#### [Aim]
Pictures aside, repeat every entry exactly.

#### [Source data]
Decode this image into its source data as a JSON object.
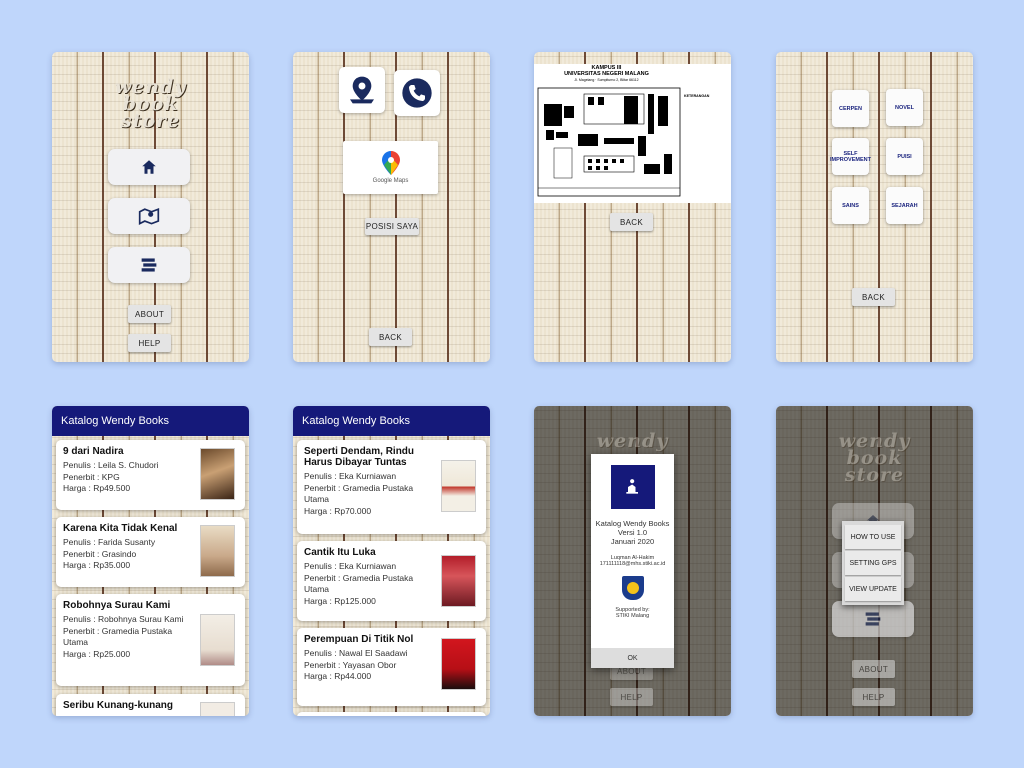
{
  "colors": {
    "page_bg": "#bfd6fb",
    "navy": "#15197a",
    "tile_icon": "#1a2a5e"
  },
  "screen1": {
    "logo": [
      "wendy",
      "book",
      "store"
    ],
    "icons": [
      "home-icon",
      "map-icon",
      "book-stack-icon"
    ],
    "about_label": "ABOUT",
    "help_label": "HELP"
  },
  "screen2": {
    "icons": [
      "location-pin-icon",
      "phone-icon",
      "google-maps-icon"
    ],
    "maps_label": "Google Maps",
    "position_label": "POSISI SAYA",
    "back_label": "BACK"
  },
  "screen3": {
    "map_title_1": "KAMPUS III",
    "map_title_2": "UNIVERSITAS NEGERI MALANG",
    "map_address": "Jl. Magelang · Sumpiturno 2, Blitar 66112",
    "legend_title": "KETERANGAN",
    "back_label": "BACK"
  },
  "screen4": {
    "categories": [
      "CERPEN",
      "NOVEL",
      "SELF IMPROVEMENT",
      "PUISI",
      "SAINS",
      "SEJARAH"
    ],
    "back_label": "BACK"
  },
  "catalog1": {
    "title": "Katalog Wendy Books",
    "books": [
      {
        "title": "9 dari Nadira",
        "penulis": "Penulis   : Leila S. Chudori",
        "penerbit": "Penerbit : KPG",
        "harga": "Harga    : Rp49.500"
      },
      {
        "title": "Karena Kita Tidak Kenal",
        "penulis": "Penulis   : Farida Susanty",
        "penerbit": "Penerbit : Grasindo",
        "harga": "Harga    : Rp35.000"
      },
      {
        "title": "Robohnya Surau Kami",
        "penulis": "Penulis   : Robohnya Surau Kami",
        "penerbit": "Penerbit : Gramedia Pustaka Utama",
        "harga": "Harga    : Rp25.000"
      },
      {
        "title": "Seribu Kunang-kunang",
        "penulis": "",
        "penerbit": "",
        "harga": ""
      }
    ]
  },
  "catalog2": {
    "title": "Katalog Wendy Books",
    "books": [
      {
        "title": "Seperti Dendam, Rindu Harus Dibayar Tuntas",
        "penulis": "Penulis   : Eka Kurniawan",
        "penerbit": "Penerbit : Gramedia Pustaka Utama",
        "harga": "Harga    : Rp70.000"
      },
      {
        "title": "Cantik Itu Luka",
        "penulis": "Penulis   : Eka Kurniawan",
        "penerbit": "Penerbit : Gramedia Pustaka Utama",
        "harga": "Harga    : Rp125.000"
      },
      {
        "title": "Perempuan Di Titik Nol",
        "penulis": "Penulis   : Nawal El Saadawi",
        "penerbit": "Penerbit : Yayasan Obor",
        "harga": "Harga    : Rp44.000"
      }
    ]
  },
  "about_dialog": {
    "app_name": "Katalog Wendy Books",
    "version": "Versi 1.0",
    "date": "Januari 2020",
    "author": "Luqman Al-Hakim",
    "email": "171111118@mhs.stiki.ac.id",
    "supported_label": "Supported by:",
    "supporter": "STIKI Malang",
    "ok_label": "OK",
    "about_label": "ABOUT",
    "help_label": "HELP"
  },
  "help_menu": {
    "items": [
      "HOW TO USE",
      "SETTING GPS",
      "VIEW UPDATE"
    ],
    "about_label": "ABOUT",
    "help_label": "HELP"
  }
}
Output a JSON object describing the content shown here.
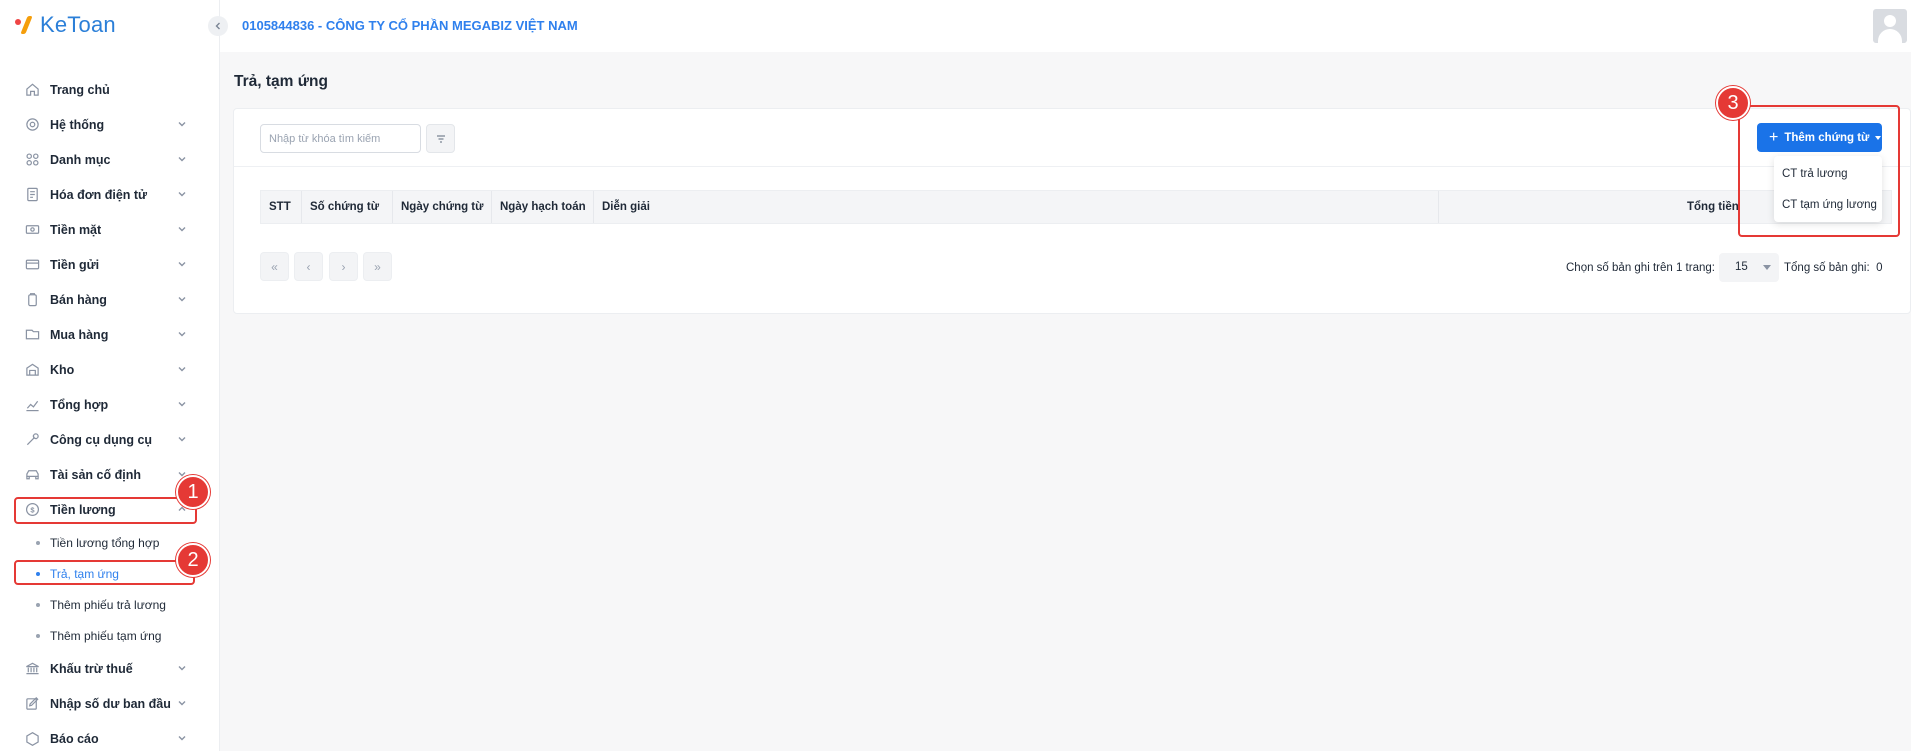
{
  "app": {
    "logo_text": "KeToan"
  },
  "header": {
    "company": "0105844836 - CÔNG TY CỔ PHẦN MEGABIZ VIỆT NAM"
  },
  "sidebar": {
    "items": [
      {
        "label": "Trang chủ",
        "icon": "home-icon"
      },
      {
        "label": "Hệ thống",
        "icon": "settings-icon"
      },
      {
        "label": "Danh mục",
        "icon": "grid-icon"
      },
      {
        "label": "Hóa đơn điện tử",
        "icon": "invoice-icon"
      },
      {
        "label": "Tiền mặt",
        "icon": "cash-icon"
      },
      {
        "label": "Tiền gửi",
        "icon": "card-icon"
      },
      {
        "label": "Bán hàng",
        "icon": "bag-icon"
      },
      {
        "label": "Mua hàng",
        "icon": "cart-icon"
      },
      {
        "label": "Kho",
        "icon": "warehouse-icon"
      },
      {
        "label": "Tổng hợp",
        "icon": "chart-icon"
      },
      {
        "label": "Công cụ dụng cụ",
        "icon": "tools-icon"
      },
      {
        "label": "Tài sản cố định",
        "icon": "car-icon"
      },
      {
        "label": "Tiền lương",
        "icon": "dollar-icon"
      },
      {
        "label": "Khấu trừ thuế",
        "icon": "bank-icon"
      },
      {
        "label": "Nhập số dư ban đầu",
        "icon": "edit-icon"
      },
      {
        "label": "Báo cáo",
        "icon": "report-icon"
      }
    ],
    "salary_sub": [
      {
        "label": "Tiền lương tổng hợp"
      },
      {
        "label": "Trả, tạm ứng"
      },
      {
        "label": "Thêm phiếu trả lương"
      },
      {
        "label": "Thêm phiếu tạm ứng"
      }
    ]
  },
  "page": {
    "title": "Trả, tạm ứng"
  },
  "search": {
    "placeholder": "Nhập từ khóa tìm kiếm"
  },
  "table": {
    "columns": [
      "STT",
      "Số chứng từ",
      "Ngày chứng từ",
      "Ngày hạch toán",
      "Diễn giải",
      "Tổng tiền"
    ]
  },
  "pagination": {
    "per_page_label": "Chọn số bản ghi trên 1 trang:",
    "per_page_value": "15",
    "total_label": "Tổng số bản ghi:",
    "total_value": "0"
  },
  "add_menu": {
    "button_label": "Thêm chứng từ",
    "options": [
      "CT trả lương",
      "CT tạm ứng lương"
    ]
  },
  "annotations": {
    "step1": "1",
    "step2": "2",
    "step3": "3"
  },
  "colors": {
    "accent": "#1a73e8",
    "link": "#2f80ed",
    "annotation": "#e53935"
  }
}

#### [The reply]
Decode this image into its source data as a JSON object.
{
  "colors": {
    "page_bg": "#bfd6fb",
    "navy": "#15197a",
    "tile_icon": "#1a2a5e"
  },
  "screen1": {
    "logo": [
      "wendy",
      "book",
      "store"
    ],
    "icons": [
      "home-icon",
      "map-icon",
      "book-stack-icon"
    ],
    "about_label": "ABOUT",
    "help_label": "HELP"
  },
  "screen2": {
    "icons": [
      "location-pin-icon",
      "phone-icon",
      "google-maps-icon"
    ],
    "maps_label": "Google Maps",
    "position_label": "POSISI SAYA",
    "back_label": "BACK"
  },
  "screen3": {
    "map_title_1": "KAMPUS III",
    "map_title_2": "UNIVERSITAS NEGERI MALANG",
    "map_address": "Jl. Magelang · Sumpiturno 2, Blitar 66112",
    "legend_title": "KETERANGAN",
    "back_label": "BACK"
  },
  "screen4": {
    "categories": [
      "CERPEN",
      "NOVEL",
      "SELF IMPROVEMENT",
      "PUISI",
      "SAINS",
      "SEJARAH"
    ],
    "back_label": "BACK"
  },
  "catalog1": {
    "title": "Katalog Wendy Books",
    "books": [
      {
        "title": "9 dari Nadira",
        "penulis": "Penulis   : Leila S. Chudori",
        "penerbit": "Penerbit : KPG",
        "harga": "Harga    : Rp49.500"
      },
      {
        "title": "Karena Kita Tidak Kenal",
        "penulis": "Penulis   : Farida Susanty",
        "penerbit": "Penerbit : Grasindo",
        "harga": "Harga    : Rp35.000"
      },
      {
        "title": "Robohnya Surau Kami",
        "penulis": "Penulis   : Robohnya Surau Kami",
        "penerbit": "Penerbit : Gramedia Pustaka Utama",
        "harga": "Harga    : Rp25.000"
      },
      {
        "title": "Seribu Kunang-kunang",
        "penulis": "",
        "penerbit": "",
        "harga": ""
      }
    ]
  },
  "catalog2": {
    "title": "Katalog Wendy Books",
    "books": [
      {
        "title": "Seperti Dendam, Rindu Harus Dibayar Tuntas",
        "penulis": "Penulis   : Eka Kurniawan",
        "penerbit": "Penerbit : Gramedia Pustaka Utama",
        "harga": "Harga    : Rp70.000"
      },
      {
        "title": "Cantik Itu Luka",
        "penulis": "Penulis   : Eka Kurniawan",
        "penerbit": "Penerbit : Gramedia Pustaka Utama",
        "harga": "Harga    : Rp125.000"
      },
      {
        "title": "Perempuan Di Titik Nol",
        "penulis": "Penulis   : Nawal El Saadawi",
        "penerbit": "Penerbit : Yayasan Obor",
        "harga": "Harga    : Rp44.000"
      }
    ]
  },
  "about_dialog": {
    "app_name": "Katalog Wendy Books",
    "version": "Versi 1.0",
    "date": "Januari 2020",
    "author": "Luqman Al-Hakim",
    "email": "171111118@mhs.stiki.ac.id",
    "supported_label": "Supported by:",
    "supporter": "STIKI Malang",
    "ok_label": "OK",
    "about_label": "ABOUT",
    "help_label": "HELP"
  },
  "help_menu": {
    "items": [
      "HOW TO USE",
      "SETTING GPS",
      "VIEW UPDATE"
    ],
    "about_label": "ABOUT",
    "help_label": "HELP"
  }
}
Output a JSON object describing the content shown here.
{
  "app": {
    "logo_text": "KeToan"
  },
  "header": {
    "company": "0105844836 - CÔNG TY CỔ PHẦN MEGABIZ VIỆT NAM"
  },
  "sidebar": {
    "items": [
      {
        "label": "Trang chủ",
        "icon": "home-icon"
      },
      {
        "label": "Hệ thống",
        "icon": "settings-icon"
      },
      {
        "label": "Danh mục",
        "icon": "grid-icon"
      },
      {
        "label": "Hóa đơn điện tử",
        "icon": "invoice-icon"
      },
      {
        "label": "Tiền mặt",
        "icon": "cash-icon"
      },
      {
        "label": "Tiền gửi",
        "icon": "card-icon"
      },
      {
        "label": "Bán hàng",
        "icon": "bag-icon"
      },
      {
        "label": "Mua hàng",
        "icon": "cart-icon"
      },
      {
        "label": "Kho",
        "icon": "warehouse-icon"
      },
      {
        "label": "Tổng hợp",
        "icon": "chart-icon"
      },
      {
        "label": "Công cụ dụng cụ",
        "icon": "tools-icon"
      },
      {
        "label": "Tài sản cố định",
        "icon": "car-icon"
      },
      {
        "label": "Tiền lương",
        "icon": "dollar-icon"
      },
      {
        "label": "Khấu trừ thuế",
        "icon": "bank-icon"
      },
      {
        "label": "Nhập số dư ban đầu",
        "icon": "edit-icon"
      },
      {
        "label": "Báo cáo",
        "icon": "report-icon"
      }
    ],
    "salary_sub": [
      {
        "label": "Tiền lương tổng hợp"
      },
      {
        "label": "Trả, tạm ứng"
      },
      {
        "label": "Thêm phiếu trả lương"
      },
      {
        "label": "Thêm phiếu tạm ứng"
      }
    ]
  },
  "page": {
    "title": "Trả, tạm ứng"
  },
  "search": {
    "placeholder": "Nhập từ khóa tìm kiếm"
  },
  "table": {
    "columns": [
      "STT",
      "Số chứng từ",
      "Ngày chứng từ",
      "Ngày hạch toán",
      "Diễn giải",
      "Tổng tiền"
    ]
  },
  "pagination": {
    "per_page_label": "Chọn số bản ghi trên 1 trang:",
    "per_page_value": "15",
    "total_label": "Tổng số bản ghi:",
    "total_value": "0"
  },
  "add_menu": {
    "button_label": "Thêm chứng từ",
    "options": [
      "CT trả lương",
      "CT tạm ứng lương"
    ]
  },
  "annotations": {
    "step1": "1",
    "step2": "2",
    "step3": "3"
  },
  "colors": {
    "accent": "#1a73e8",
    "link": "#2f80ed",
    "annotation": "#e53935"
  }
}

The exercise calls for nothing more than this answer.